* **Work to do**: Write out each line exactly as given. Leave the pictures out of your copy.

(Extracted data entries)
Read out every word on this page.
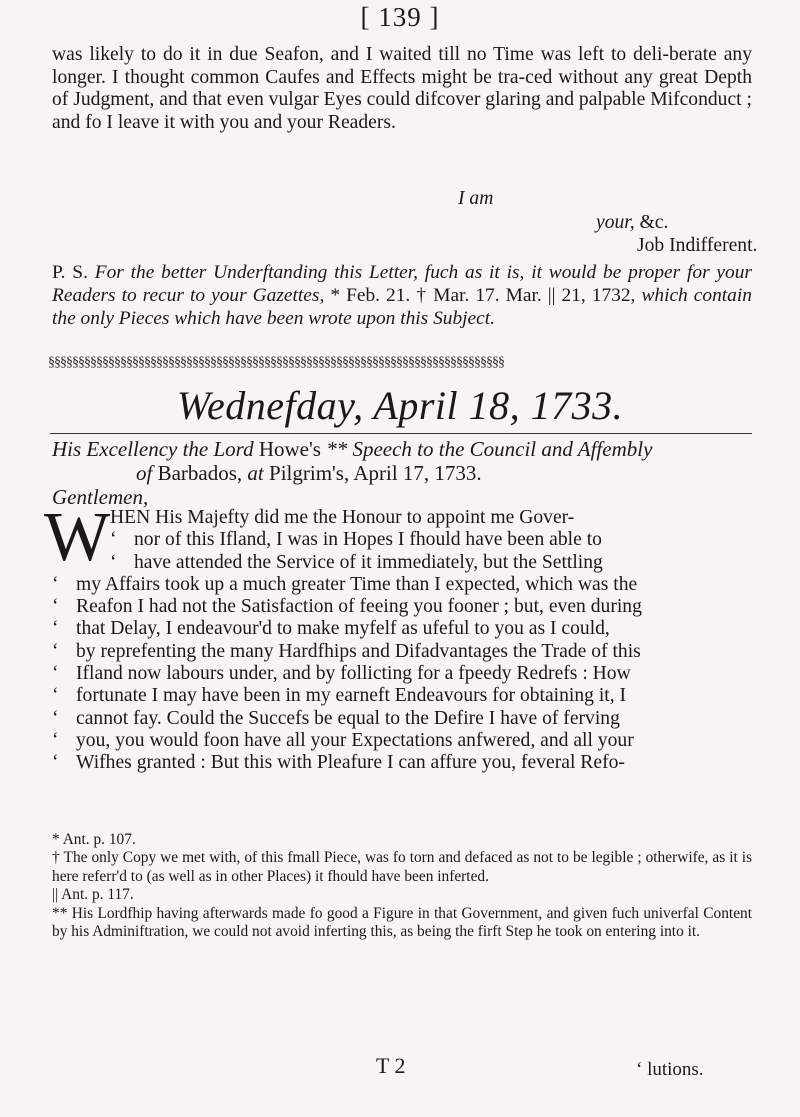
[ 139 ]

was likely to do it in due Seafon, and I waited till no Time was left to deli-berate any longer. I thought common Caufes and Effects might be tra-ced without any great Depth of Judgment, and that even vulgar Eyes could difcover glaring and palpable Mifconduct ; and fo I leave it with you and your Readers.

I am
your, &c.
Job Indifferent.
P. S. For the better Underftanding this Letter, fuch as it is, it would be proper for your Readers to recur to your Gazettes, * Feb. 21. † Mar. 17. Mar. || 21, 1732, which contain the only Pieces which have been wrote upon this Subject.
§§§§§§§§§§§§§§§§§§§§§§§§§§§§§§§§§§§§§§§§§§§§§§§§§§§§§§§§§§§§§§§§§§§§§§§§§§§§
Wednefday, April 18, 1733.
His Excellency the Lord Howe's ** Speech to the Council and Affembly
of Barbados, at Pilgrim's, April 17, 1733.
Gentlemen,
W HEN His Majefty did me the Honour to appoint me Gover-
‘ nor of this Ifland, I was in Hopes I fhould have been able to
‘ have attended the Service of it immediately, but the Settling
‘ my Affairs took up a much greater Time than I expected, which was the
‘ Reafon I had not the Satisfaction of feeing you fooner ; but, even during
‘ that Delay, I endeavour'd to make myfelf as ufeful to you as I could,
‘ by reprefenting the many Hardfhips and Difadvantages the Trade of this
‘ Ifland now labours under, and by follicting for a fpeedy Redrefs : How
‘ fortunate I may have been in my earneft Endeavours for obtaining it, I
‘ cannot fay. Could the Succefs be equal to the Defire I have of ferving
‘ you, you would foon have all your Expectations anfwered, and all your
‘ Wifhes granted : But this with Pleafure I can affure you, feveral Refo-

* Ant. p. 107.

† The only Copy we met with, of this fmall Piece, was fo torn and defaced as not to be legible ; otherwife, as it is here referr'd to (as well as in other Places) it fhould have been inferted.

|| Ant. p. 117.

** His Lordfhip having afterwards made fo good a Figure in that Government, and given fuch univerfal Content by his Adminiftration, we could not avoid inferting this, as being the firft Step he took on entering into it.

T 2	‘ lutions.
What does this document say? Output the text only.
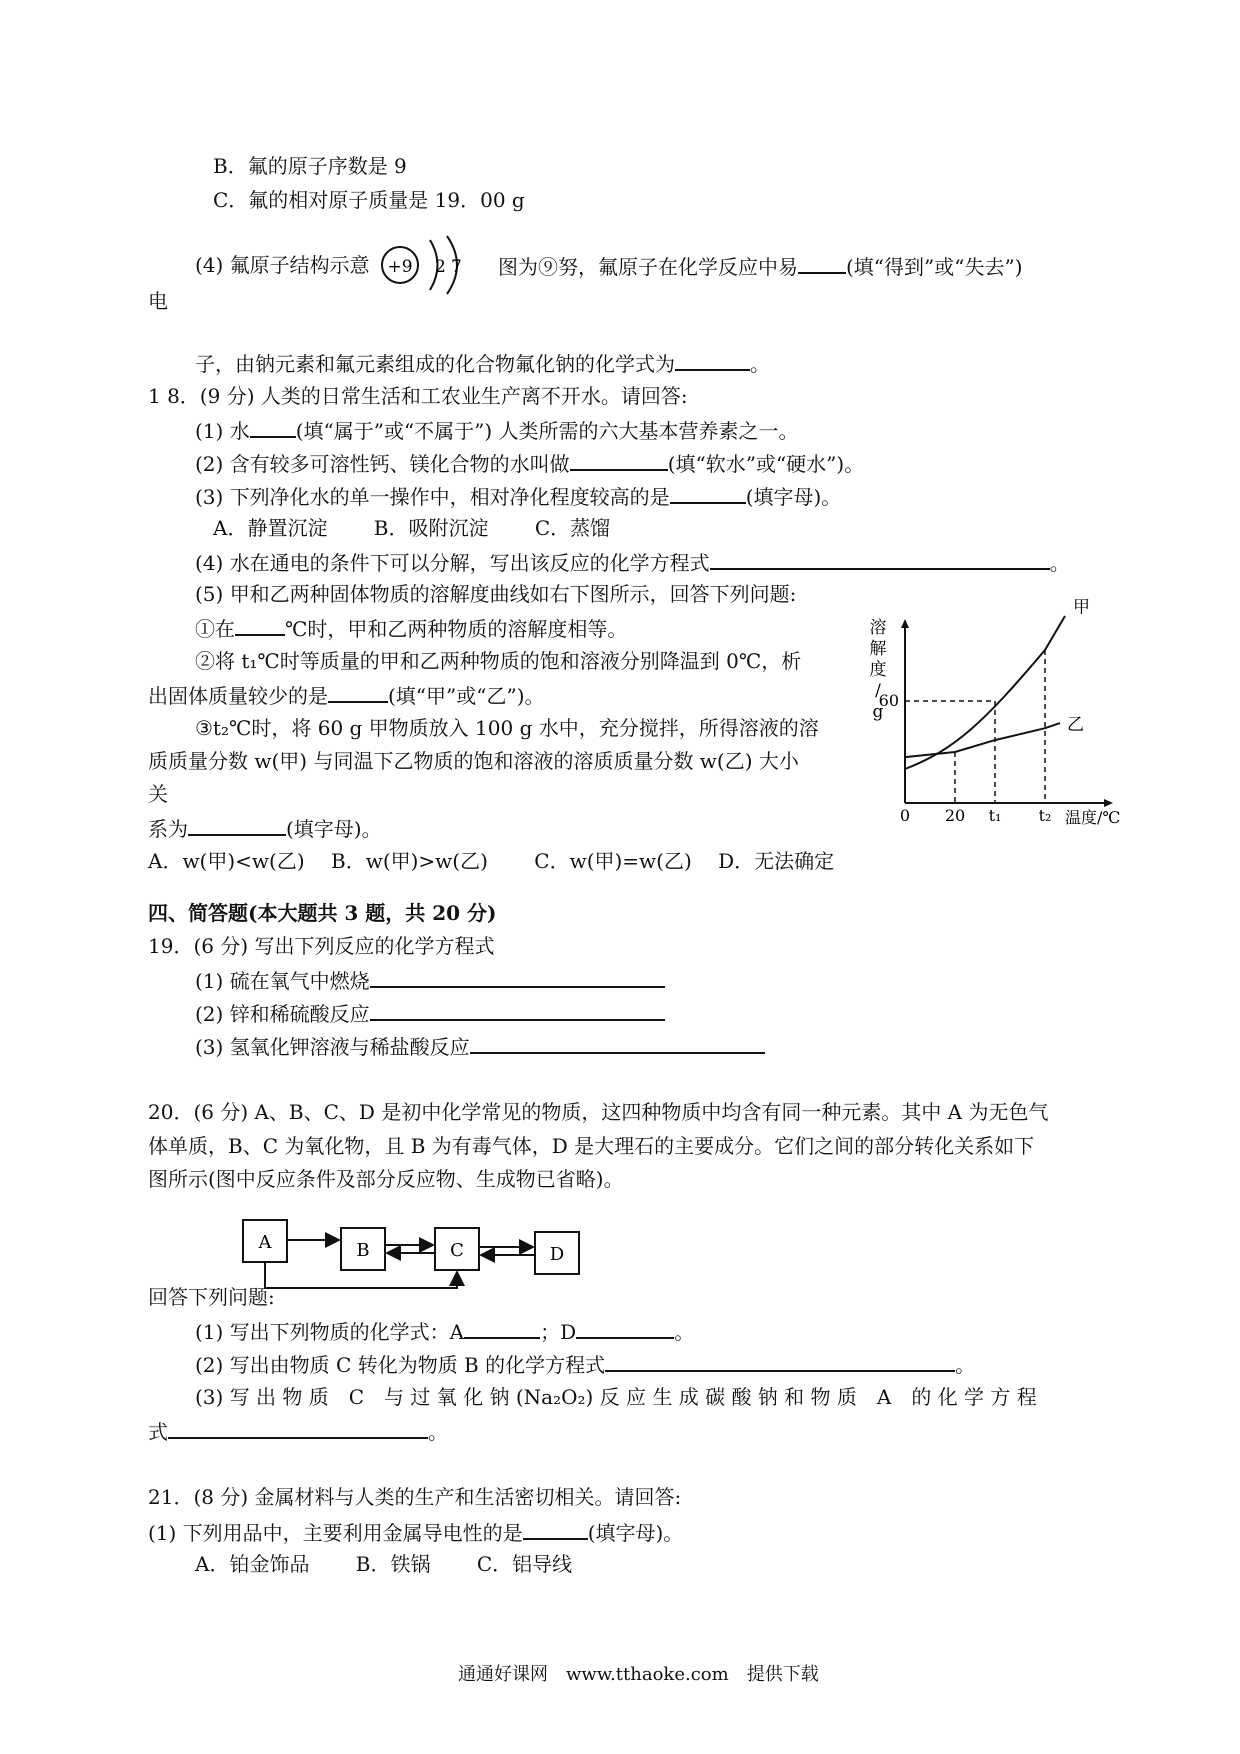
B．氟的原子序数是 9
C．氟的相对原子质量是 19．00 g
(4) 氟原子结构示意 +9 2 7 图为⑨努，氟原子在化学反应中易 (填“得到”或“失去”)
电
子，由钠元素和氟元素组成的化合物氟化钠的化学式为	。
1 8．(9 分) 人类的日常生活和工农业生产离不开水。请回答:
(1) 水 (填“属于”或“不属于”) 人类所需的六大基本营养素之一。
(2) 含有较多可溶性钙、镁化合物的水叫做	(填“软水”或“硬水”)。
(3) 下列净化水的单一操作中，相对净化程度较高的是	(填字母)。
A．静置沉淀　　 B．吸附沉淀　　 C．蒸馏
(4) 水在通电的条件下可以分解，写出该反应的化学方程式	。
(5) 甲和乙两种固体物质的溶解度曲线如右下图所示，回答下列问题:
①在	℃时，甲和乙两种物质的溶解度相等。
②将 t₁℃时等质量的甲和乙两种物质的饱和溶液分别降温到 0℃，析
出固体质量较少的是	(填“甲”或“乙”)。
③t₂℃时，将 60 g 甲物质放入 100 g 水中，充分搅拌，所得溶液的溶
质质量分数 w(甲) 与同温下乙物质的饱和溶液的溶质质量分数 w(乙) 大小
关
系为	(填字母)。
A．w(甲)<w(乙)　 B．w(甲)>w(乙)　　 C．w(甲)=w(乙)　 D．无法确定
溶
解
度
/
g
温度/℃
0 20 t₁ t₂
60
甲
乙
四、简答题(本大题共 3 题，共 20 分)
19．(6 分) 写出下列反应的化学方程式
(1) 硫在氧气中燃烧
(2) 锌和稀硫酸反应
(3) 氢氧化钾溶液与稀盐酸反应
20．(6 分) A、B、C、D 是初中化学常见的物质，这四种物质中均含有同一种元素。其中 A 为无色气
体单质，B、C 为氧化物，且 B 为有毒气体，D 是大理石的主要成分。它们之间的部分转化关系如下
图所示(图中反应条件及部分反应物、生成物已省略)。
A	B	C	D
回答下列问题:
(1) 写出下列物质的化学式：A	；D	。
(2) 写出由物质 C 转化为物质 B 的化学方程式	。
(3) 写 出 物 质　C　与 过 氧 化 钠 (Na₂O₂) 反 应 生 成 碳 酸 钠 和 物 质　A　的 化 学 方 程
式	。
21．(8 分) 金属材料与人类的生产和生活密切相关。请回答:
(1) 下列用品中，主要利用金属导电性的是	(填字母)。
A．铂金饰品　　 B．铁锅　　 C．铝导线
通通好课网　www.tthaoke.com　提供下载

* **Response to the task**:
Read out every word on this page.
[ 139 ]

was likely to do it in due Seafon, and I waited till no Time was left to deli-berate any longer. I thought common Caufes and Effects might be tra-ced without any great Depth of Judgment, and that even vulgar Eyes could difcover glaring and palpable Mifconduct ; and fo I leave it with you and your Readers.

I am
your, &c.
Job Indifferent.
P. S. For the better Underftanding this Letter, fuch as it is, it would be proper for your Readers to recur to your Gazettes, * Feb. 21. † Mar. 17. Mar. || 21, 1732, which contain the only Pieces which have been wrote upon this Subject.
§§§§§§§§§§§§§§§§§§§§§§§§§§§§§§§§§§§§§§§§§§§§§§§§§§§§§§§§§§§§§§§§§§§§§§§§§§§§
Wednefday, April 18, 1733.
His Excellency the Lord Howe's ** Speech to the Council and Affembly
of Barbados, at Pilgrim's, April 17, 1733.
Gentlemen,
W HEN His Majefty did me the Honour to appoint me Gover-
‘ nor of this Ifland, I was in Hopes I fhould have been able to
‘ have attended the Service of it immediately, but the Settling
‘ my Affairs took up a much greater Time than I expected, which was the
‘ Reafon I had not the Satisfaction of feeing you fooner ; but, even during
‘ that Delay, I endeavour'd to make myfelf as ufeful to you as I could,
‘ by reprefenting the many Hardfhips and Difadvantages the Trade of this
‘ Ifland now labours under, and by follicting for a fpeedy Redrefs : How
‘ fortunate I may have been in my earneft Endeavours for obtaining it, I
‘ cannot fay. Could the Succefs be equal to the Defire I have of ferving
‘ you, you would foon have all your Expectations anfwered, and all your
‘ Wifhes granted : But this with Pleafure I can affure you, feveral Refo-

* Ant. p. 107.

† The only Copy we met with, of this fmall Piece, was fo torn and defaced as not to be legible ; otherwife, as it is here referr'd to (as well as in other Places) it fhould have been inferted.

|| Ant. p. 117.

** His Lordfhip having afterwards made fo good a Figure in that Government, and given fuch univerfal Content by his Adminiftration, we could not avoid inferting this, as being the firft Step he took on entering into it.

T 2	‘ lutions.
What does this document say? Output the text only.
B．氟的原子序数是 9
C．氟的相对原子质量是 19．00 g
(4) 氟原子结构示意 +9 2 7 图为⑨努，氟原子在化学反应中易 (填“得到”或“失去”)
电
子，由钠元素和氟元素组成的化合物氟化钠的化学式为	。
1 8．(9 分) 人类的日常生活和工农业生产离不开水。请回答:
(1) 水 (填“属于”或“不属于”) 人类所需的六大基本营养素之一。
(2) 含有较多可溶性钙、镁化合物的水叫做	(填“软水”或“硬水”)。
(3) 下列净化水的单一操作中，相对净化程度较高的是	(填字母)。
A．静置沉淀　　 B．吸附沉淀　　 C．蒸馏
(4) 水在通电的条件下可以分解，写出该反应的化学方程式	。
(5) 甲和乙两种固体物质的溶解度曲线如右下图所示，回答下列问题:
①在	℃时，甲和乙两种物质的溶解度相等。
②将 t₁℃时等质量的甲和乙两种物质的饱和溶液分别降温到 0℃，析
出固体质量较少的是	(填“甲”或“乙”)。
③t₂℃时，将 60 g 甲物质放入 100 g 水中，充分搅拌，所得溶液的溶
质质量分数 w(甲) 与同温下乙物质的饱和溶液的溶质质量分数 w(乙) 大小
关
系为	(填字母)。
A．w(甲)<w(乙)　 B．w(甲)>w(乙)　　 C．w(甲)=w(乙)　 D．无法确定
溶
解
度
/
g
温度/℃
0 20 t₁ t₂
60
甲
乙
四、简答题(本大题共 3 题，共 20 分)
19．(6 分) 写出下列反应的化学方程式
(1) 硫在氧气中燃烧
(2) 锌和稀硫酸反应
(3) 氢氧化钾溶液与稀盐酸反应
20．(6 分) A、B、C、D 是初中化学常见的物质，这四种物质中均含有同一种元素。其中 A 为无色气
体单质，B、C 为氧化物，且 B 为有毒气体，D 是大理石的主要成分。它们之间的部分转化关系如下
图所示(图中反应条件及部分反应物、生成物已省略)。
A	B	C	D
回答下列问题:
(1) 写出下列物质的化学式：A	；D	。
(2) 写出由物质 C 转化为物质 B 的化学方程式	。
(3) 写 出 物 质　C　与 过 氧 化 钠 (Na₂O₂) 反 应 生 成 碳 酸 钠 和 物 质　A　的 化 学 方 程
式	。
21．(8 分) 金属材料与人类的生产和生活密切相关。请回答:
(1) 下列用品中，主要利用金属导电性的是	(填字母)。
A．铂金饰品　　 B．铁锅　　 C．铝导线
通通好课网　www.tthaoke.com　提供下载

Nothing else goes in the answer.